§ **WRITTEN REQUEST**:
The records underneath are to be repeated exactly, with the pictures left out.

* BEGIN SUPPLIED RECORDS *

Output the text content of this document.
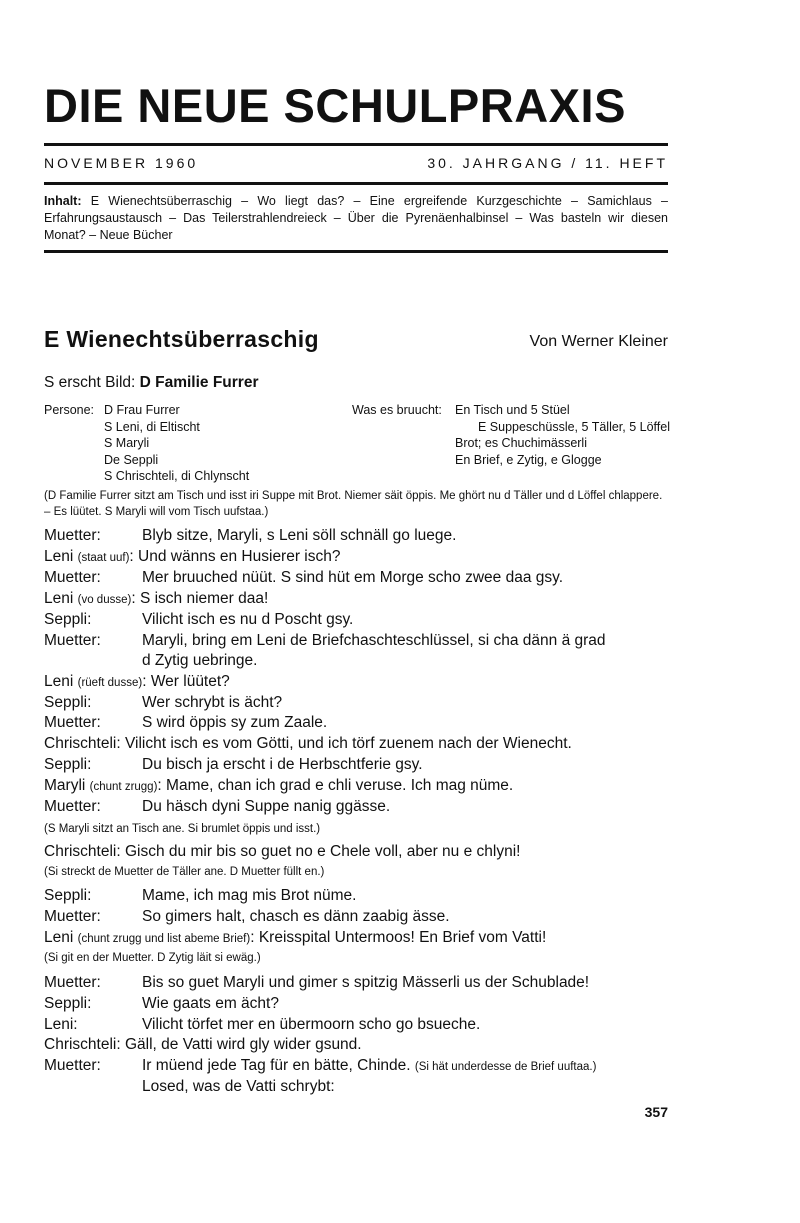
DIE NEUE SCHULPRAXIS
NOVEMBER 1960	30. JAHRGANG / 11. HEFT
Inhalt: E Wienechtsüberraschig – Wo liegt das? – Eine ergreifende Kurzgeschichte – Samichlaus – Erfahrungsaustausch – Das Teilerstrahlendreieck – Über die Pyrenäenhalbinsel – Was basteln wir diesen Monat? – Neue Bücher
E Wienechtsüberraschig	Von Werner Kleiner
S erscht Bild: D Familie Furrer
Persone: D Frau Furrer
S Leni, di Eltischt
S Maryli
De Seppli
S Chrischteli, di Chlynscht
Was es bruucht: En Tisch und 5 Stüel
E Suppeschüssle, 5 Täller, 5 Löffel
Brot; es Chuchimässerli
En Brief, e Zytig, e Glogge
(D Familie Furrer sitzt am Tisch und isst iri Suppe mit Brot. Niemer säit öppis. Me ghört nu d Täller und d Löffel chlappere. – Es lüütet. S Maryli will vom Tisch uufstaa.)
Muetter:	Blyb sitze, Maryli, s Leni söll schnäll go luege.
Leni (staat uuf): Und wänns en Husierer isch?
Muetter:	Mer bruuched nüüt. S sind hüt em Morge scho zwee daa gsy.
Leni (vo dusse): S isch niemer daa!
Seppli:	Vilicht isch es nu d Poscht gsy.
Muetter:	Maryli, bring em Leni de Briefchaschteschlüssel, si cha dänn ä grad
d Zytig uebringe.
Leni (rüeft dusse): Wer lüütet?
Seppli:	Wer schrybt is ächt?
Muetter:	S wird öppis sy zum Zaale.
Chrischteli: Vilicht isch es vom Götti, und ich törf zuenem nach der Wienecht.
Seppli:	Du bisch ja erscht i de Herbschtferie gsy.
Maryli (chunt zrugg): Mame, chan ich grad e chli veruse. Ich mag nüme.
Muetter:	Du häsch dyni Suppe nanig ggässe.
(S Maryli sitzt an Tisch ane. Si brumlet öppis und isst.)
Chrischteli: Gisch du mir bis so guet no e Chele voll, aber nu e chlyni!
(Si streckt de Muetter de Täller ane. D Muetter füllt en.)
Seppli:	Mame, ich mag mis Brot nüme.
Muetter:	So gimers halt, chasch es dänn zaabig ässe.
Leni (chunt zrugg und list abeme Brief): Kreisspital Untermoos! En Brief vom Vatti!
(Si git en der Muetter. D Zytig läit si ewäg.)
Muetter:	Bis so guet Maryli und gimer s spitzig Mässerli us der Schublade!
Seppli:	Wie gaats em ächt?
Leni:	Vilicht törfet mer en übermoorn scho go bsueche.
Chrischteli: Gäll, de Vatti wird gly wider gsund.
Muetter:	Ir müend jede Tag für en bätte, Chinde. (Si hät underdesse de Brief uuftaa.)
Losed, was de Vatti schrybt:
357
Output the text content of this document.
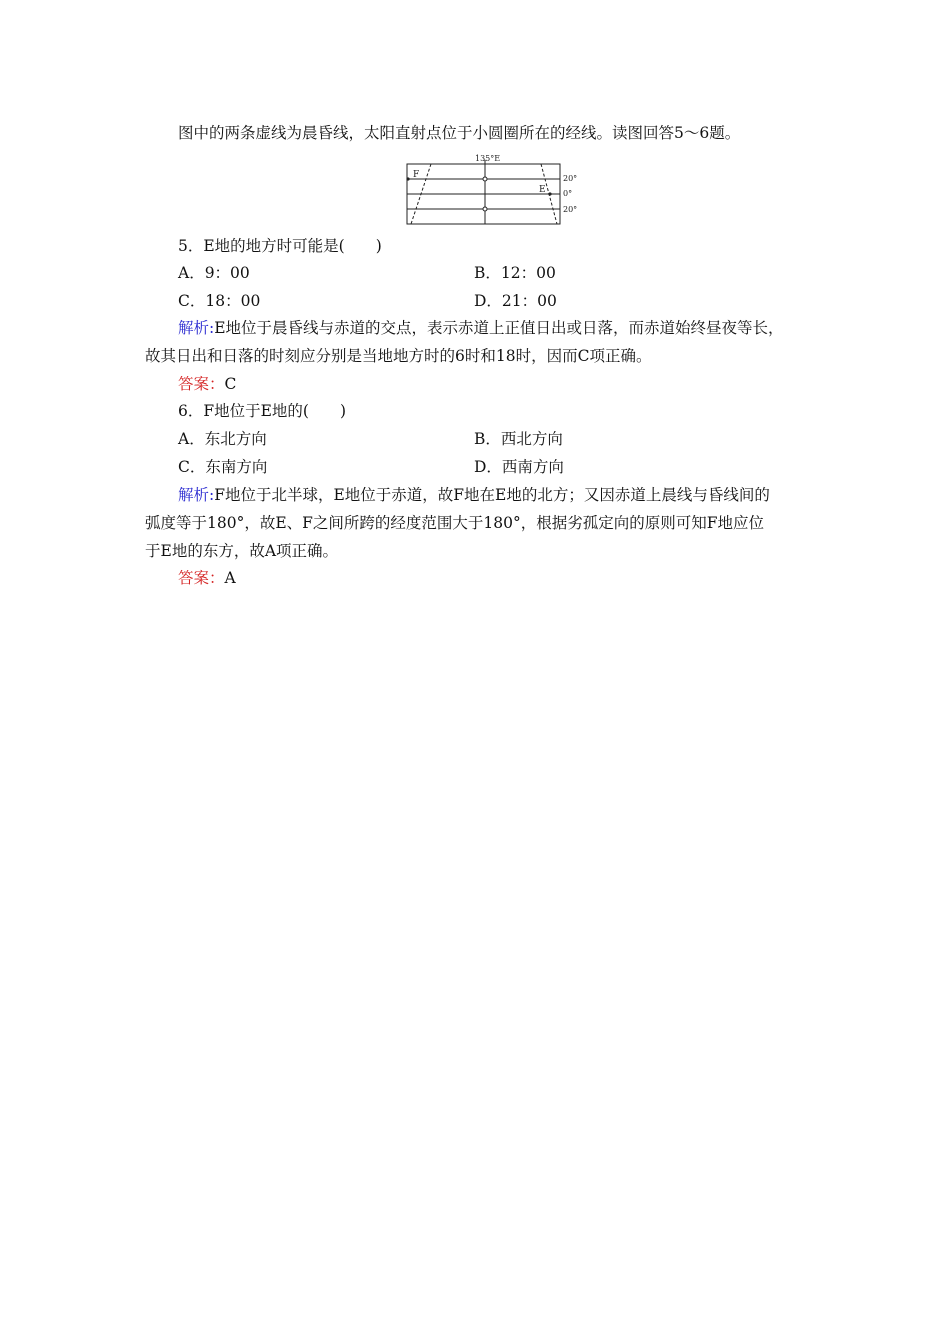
图中的两条虚线为晨昏线，太阳直射点位于小圆圈所在的经线。读图回答5～6题。
135°E
F
E
20°
0°
20°
5．E地的地方时可能是(　　)
A．9：00	B．12：00
C．18：00	D．21：00
解析:E地位于晨昏线与赤道的交点，表示赤道上正值日出或日落，而赤道始终昼夜等长，
故其日出和日落的时刻应分别是当地地方时的6时和18时，因而C项正确。
答案：C
6．F地位于E地的(　　)
A．东北方向	B．西北方向
C．东南方向	D．西南方向
解析:F地位于北半球，E地位于赤道，故F地在E地的北方；又因赤道上晨线与昏线间的
弧度等于180°，故E、F之间所跨的经度范围大于180°，根据劣孤定向的原则可知F地应位
于E地的东方，故A项正确。
答案：A
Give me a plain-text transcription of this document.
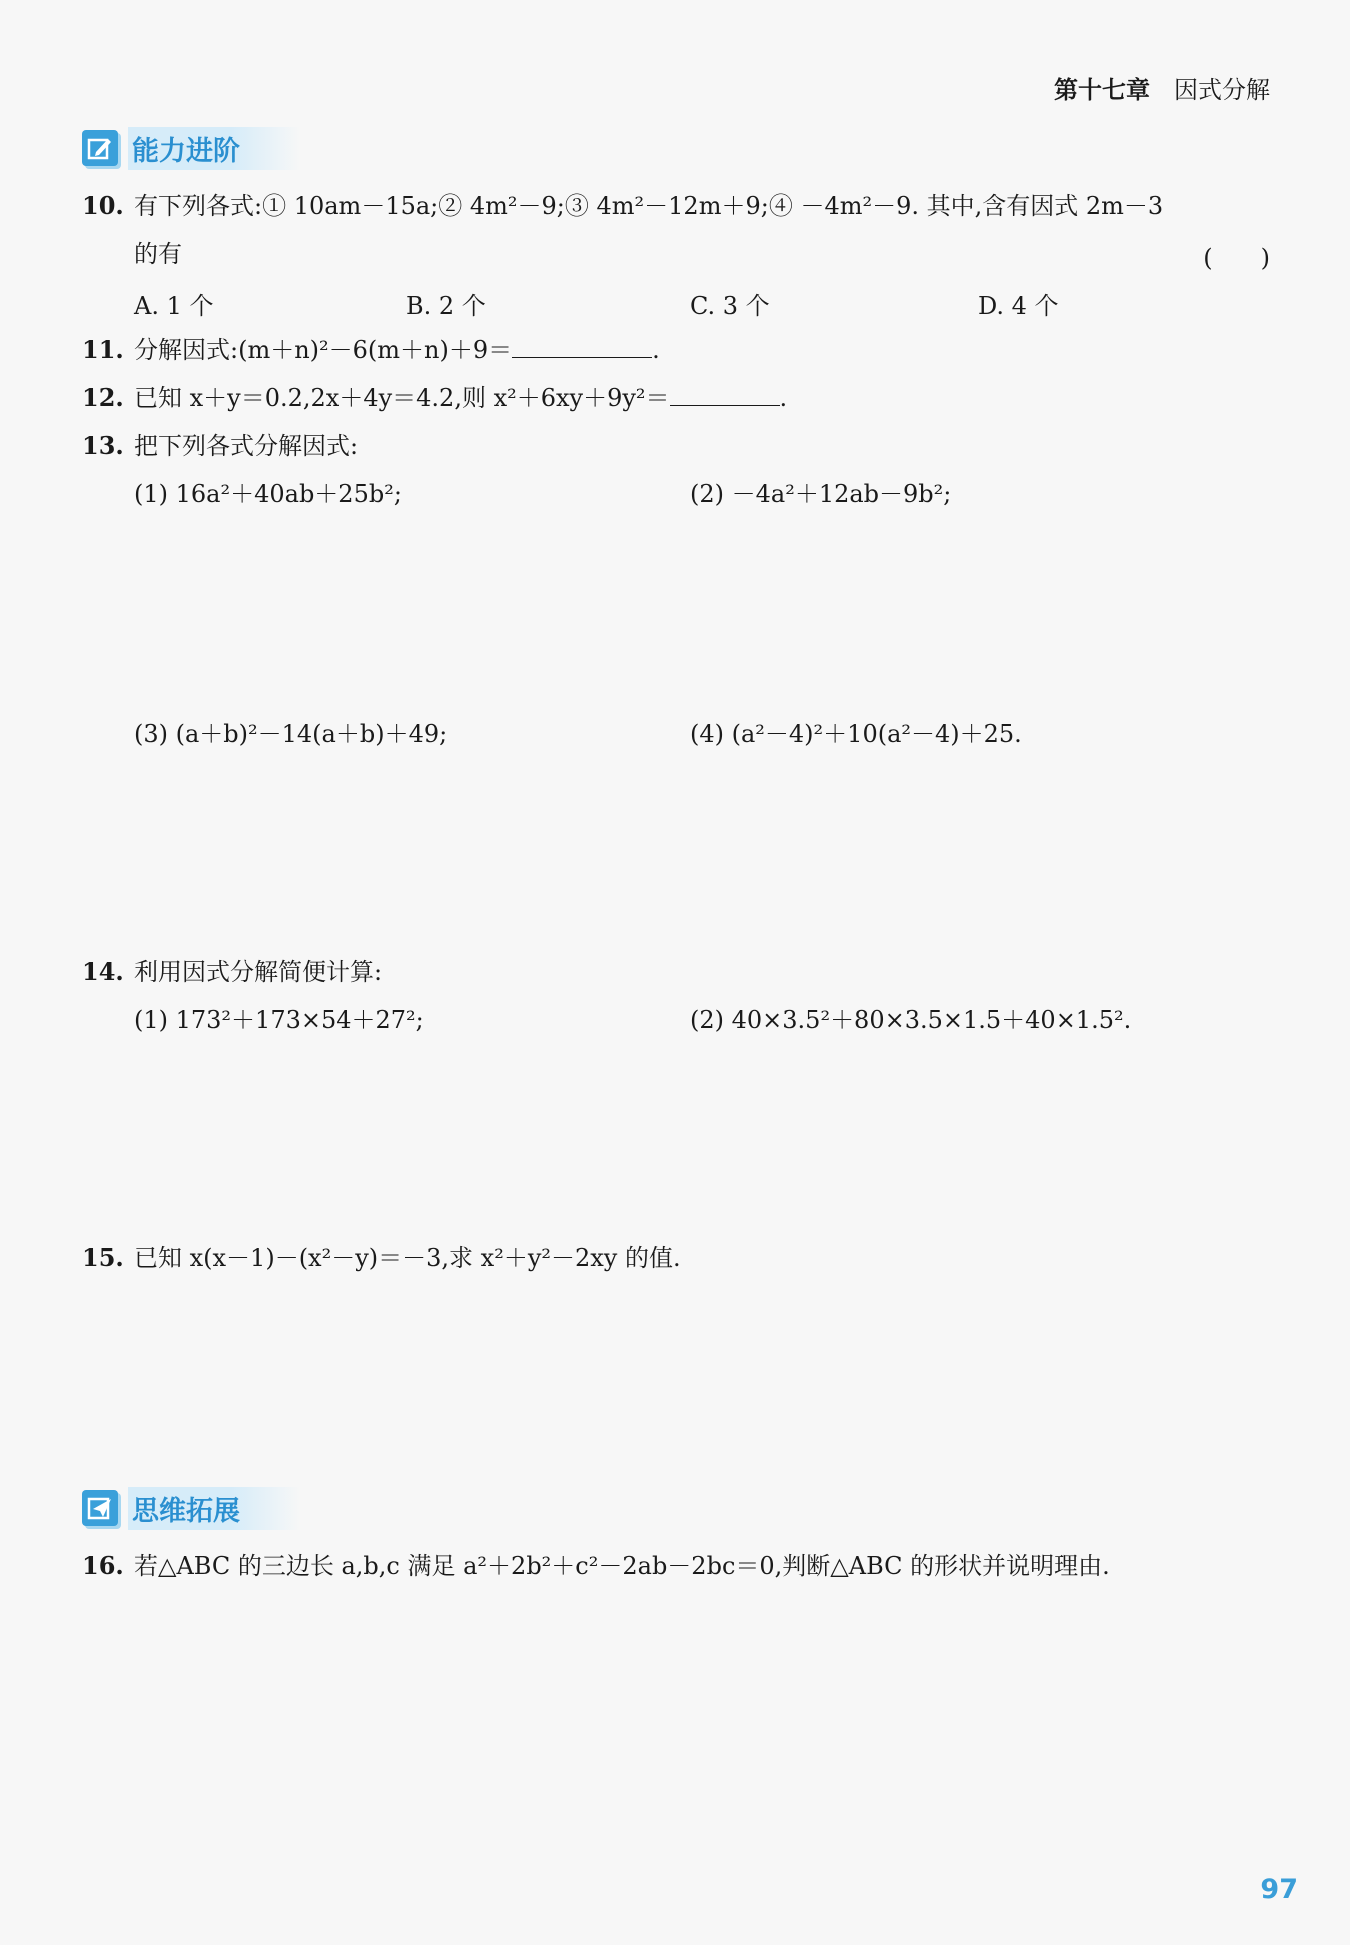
第十七章 因式分解
能力进阶
10. 有下列各式:① 10am－15a;② 4m²－9;③ 4m²－12m＋9;④ －4m²－9. 其中,含有因式 2m－3
的有	(　　)
A. 1 个	B. 2 个	C. 3 个	D. 4 个
11. 分解因式:(m＋n)²－6(m＋n)＋9＝	.
12. 已知 x＋y＝0.2,2x＋4y＝4.2,则 x²＋6xy＋9y²＝	.
13. 把下列各式分解因式:
(1) 16a²＋40ab＋25b²;	(2) －4a²＋12ab－9b²;
(3) (a＋b)²－14(a＋b)＋49;	(4) (a²－4)²＋10(a²－4)＋25.
14. 利用因式分解简便计算:
(1) 173²＋173×54＋27²;	(2) 40×3.5²＋80×3.5×1.5＋40×1.5².
15. 已知 x(x－1)－(x²－y)＝－3,求 x²＋y²－2xy 的值.
思维拓展
16. 若△ABC 的三边长 a,b,c 满足 a²＋2b²＋c²－2ab－2bc＝0,判断△ABC 的形状并说明理由.
97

* END SUPPLIED RECORDS *

§ **TASK RESULT**:
Output the text content of this document.
DIE NEUE SCHULPRAXIS
NOVEMBER 1960	30. JAHRGANG / 11. HEFT
Inhalt: E Wienechtsüberraschig – Wo liegt das? – Eine ergreifende Kurzgeschichte – Samichlaus – Erfahrungsaustausch – Das Teilerstrahlendreieck – Über die Pyrenäenhalbinsel – Was basteln wir diesen Monat? – Neue Bücher
E Wienechtsüberraschig	Von Werner Kleiner
S erscht Bild: D Familie Furrer
Persone: D Frau Furrer
S Leni, di Eltischt
S Maryli
De Seppli
S Chrischteli, di Chlynscht
Was es bruucht: En Tisch und 5 Stüel
E Suppeschüssle, 5 Täller, 5 Löffel
Brot; es Chuchimässerli
En Brief, e Zytig, e Glogge
(D Familie Furrer sitzt am Tisch und isst iri Suppe mit Brot. Niemer säit öppis. Me ghört nu d Täller und d Löffel chlappere. – Es lüütet. S Maryli will vom Tisch uufstaa.)
Muetter:	Blyb sitze, Maryli, s Leni söll schnäll go luege.
Leni (staat uuf): Und wänns en Husierer isch?
Muetter:	Mer bruuched nüüt. S sind hüt em Morge scho zwee daa gsy.
Leni (vo dusse): S isch niemer daa!
Seppli:	Vilicht isch es nu d Poscht gsy.
Muetter:	Maryli, bring em Leni de Briefchaschteschlüssel, si cha dänn ä grad
d Zytig uebringe.
Leni (rüeft dusse): Wer lüütet?
Seppli:	Wer schrybt is ächt?
Muetter:	S wird öppis sy zum Zaale.
Chrischteli: Vilicht isch es vom Götti, und ich törf zuenem nach der Wienecht.
Seppli:	Du bisch ja erscht i de Herbschtferie gsy.
Maryli (chunt zrugg): Mame, chan ich grad e chli veruse. Ich mag nüme.
Muetter:	Du häsch dyni Suppe nanig ggässe.
(S Maryli sitzt an Tisch ane. Si brumlet öppis und isst.)
Chrischteli: Gisch du mir bis so guet no e Chele voll, aber nu e chlyni!
(Si streckt de Muetter de Täller ane. D Muetter füllt en.)
Seppli:	Mame, ich mag mis Brot nüme.
Muetter:	So gimers halt, chasch es dänn zaabig ässe.
Leni (chunt zrugg und list abeme Brief): Kreisspital Untermoos! En Brief vom Vatti!
(Si git en der Muetter. D Zytig läit si ewäg.)
Muetter:	Bis so guet Maryli und gimer s spitzig Mässerli us der Schublade!
Seppli:	Wie gaats em ächt?
Leni:	Vilicht törfet mer en übermoorn scho go bsueche.
Chrischteli: Gäll, de Vatti wird gly wider gsund.
Muetter:	Ir müend jede Tag für en bätte, Chinde. (Si hät underdesse de Brief uuftaa.)
Losed, was de Vatti schrybt:
357
Output the text content of this document.
图中的两条虚线为晨昏线，太阳直射点位于小圆圈所在的经线。读图回答5～6题。
135°E
F
E
20°
0°
20°
5．E地的地方时可能是(　　)
A．9：00	B．12：00
C．18：00	D．21：00
解析:E地位于晨昏线与赤道的交点，表示赤道上正值日出或日落，而赤道始终昼夜等长，
故其日出和日落的时刻应分别是当地地方时的6时和18时，因而C项正确。
答案：C
6．F地位于E地的(　　)
A．东北方向	B．西北方向
C．东南方向	D．西南方向
解析:F地位于北半球，E地位于赤道，故F地在E地的北方；又因赤道上晨线与昏线间的
弧度等于180°，故E、F之间所跨的经度范围大于180°，根据劣孤定向的原则可知F地应位
于E地的东方，故A项正确。
答案：A
Give me a plain-text transcription of this document.
第十七章 因式分解
能力进阶
10. 有下列各式:① 10am－15a;② 4m²－9;③ 4m²－12m＋9;④ －4m²－9. 其中,含有因式 2m－3
的有	(　　)
A. 1 个	B. 2 个	C. 3 个	D. 4 个
11. 分解因式:(m＋n)²－6(m＋n)＋9＝	.
12. 已知 x＋y＝0.2,2x＋4y＝4.2,则 x²＋6xy＋9y²＝	.
13. 把下列各式分解因式:
(1) 16a²＋40ab＋25b²;	(2) －4a²＋12ab－9b²;
(3) (a＋b)²－14(a＋b)＋49;	(4) (a²－4)²＋10(a²－4)＋25.
14. 利用因式分解简便计算:
(1) 173²＋173×54＋27²;	(2) 40×3.5²＋80×3.5×1.5＋40×1.5².
15. 已知 x(x－1)－(x²－y)＝－3,求 x²＋y²－2xy 的值.
思维拓展
16. 若△ABC 的三边长 a,b,c 满足 a²＋2b²＋c²－2ab－2bc＝0,判断△ABC 的形状并说明理由.
97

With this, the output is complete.